Collected data entries:
[BEGIN]

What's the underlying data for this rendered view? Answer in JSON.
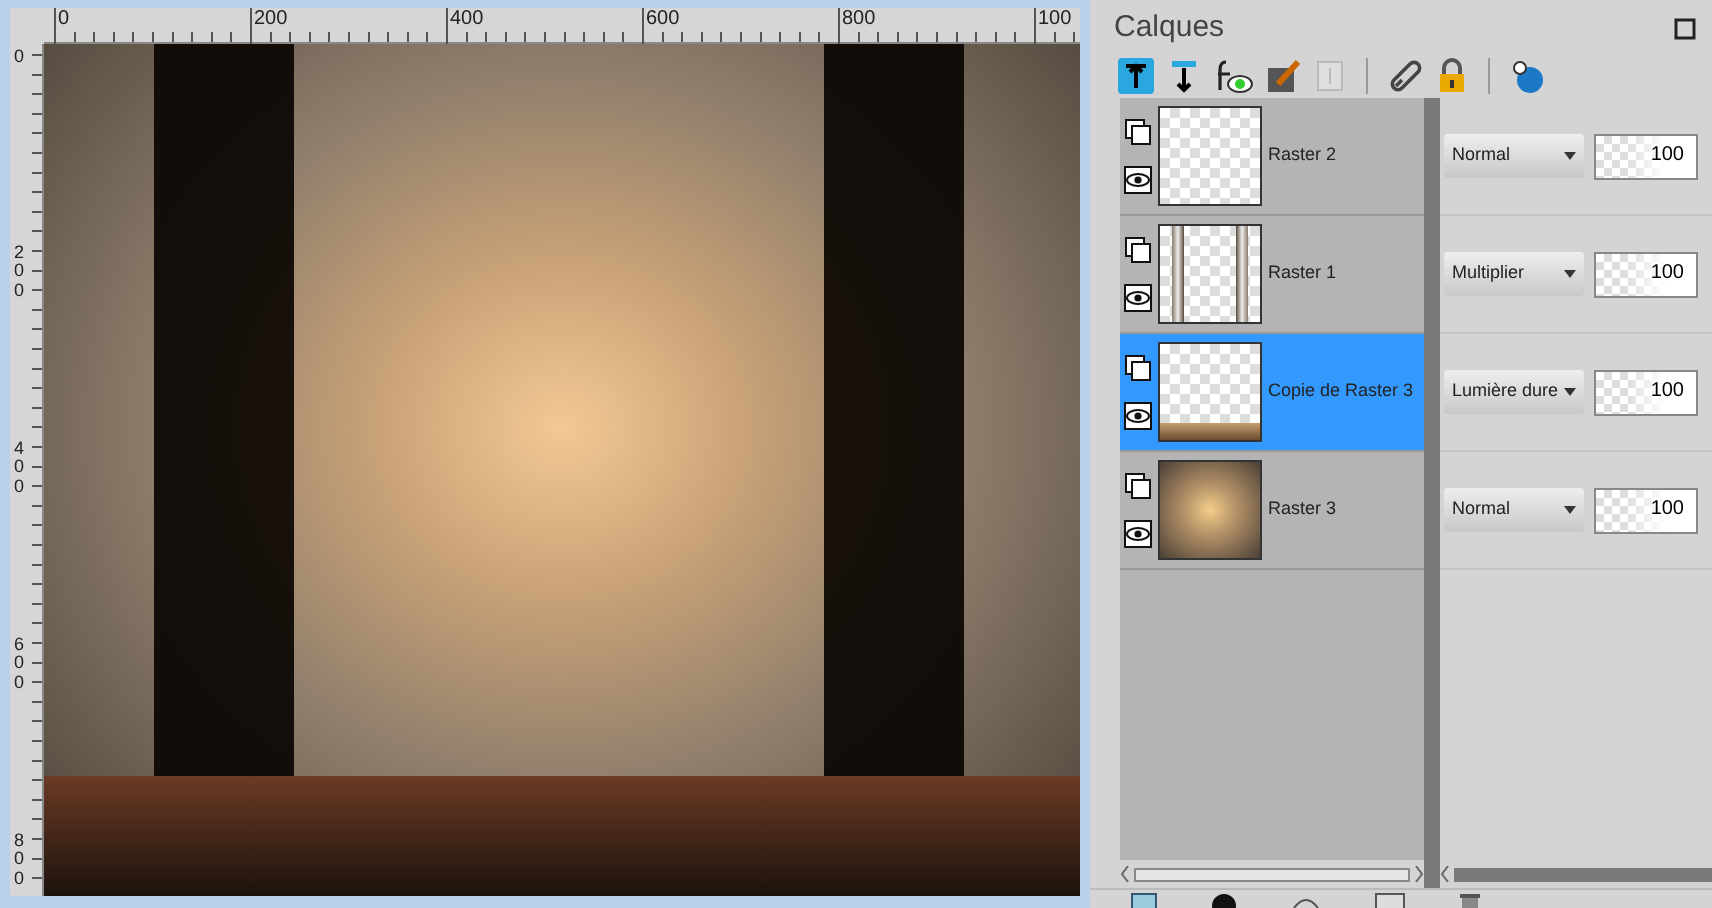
{
  "rulers": {
    "top_labels": [
      "0",
      "200",
      "400",
      "600",
      "800",
      "100"
    ],
    "left_labels": [
      "0",
      "200",
      "400",
      "600",
      "800"
    ]
  },
  "panel": {
    "title": "Calques"
  },
  "layers": [
    {
      "name": "Raster 2",
      "selected": false,
      "kind": "empty",
      "blend_mode": "Normal",
      "opacity": "100"
    },
    {
      "name": "Raster 1",
      "selected": false,
      "kind": "pillars",
      "blend_mode": "Multiplier",
      "opacity": "100"
    },
    {
      "name": "Copie de Raster 3",
      "selected": true,
      "kind": "floor",
      "blend_mode": "Lumière dure",
      "opacity": "100"
    },
    {
      "name": "Raster 3",
      "selected": false,
      "kind": "burst",
      "blend_mode": "Normal",
      "opacity": "100"
    }
  ]
}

[END]

#### EXERCISE PROMPT:
Copy every entry exactly as written. Pictures are excluded.

#### EXERCISE SOLUTION:
What's the underlying data for this rendered view? Answer in JSON.
{
  "rulers": {
    "top_labels": [
      "0",
      "200",
      "400",
      "600",
      "800",
      "100"
    ],
    "left_labels": [
      "0",
      "200",
      "400",
      "600",
      "800"
    ]
  },
  "panel": {
    "title": "Calques"
  },
  "layers": [
    {
      "name": "Raster 2",
      "selected": false,
      "kind": "empty",
      "blend_mode": "Normal",
      "opacity": "100"
    },
    {
      "name": "Raster 1",
      "selected": false,
      "kind": "pillars",
      "blend_mode": "Multiplier",
      "opacity": "100"
    },
    {
      "name": "Copie de Raster 3",
      "selected": true,
      "kind": "floor",
      "blend_mode": "Lumière dure",
      "opacity": "100"
    },
    {
      "name": "Raster 3",
      "selected": false,
      "kind": "burst",
      "blend_mode": "Normal",
      "opacity": "100"
    }
  ]
}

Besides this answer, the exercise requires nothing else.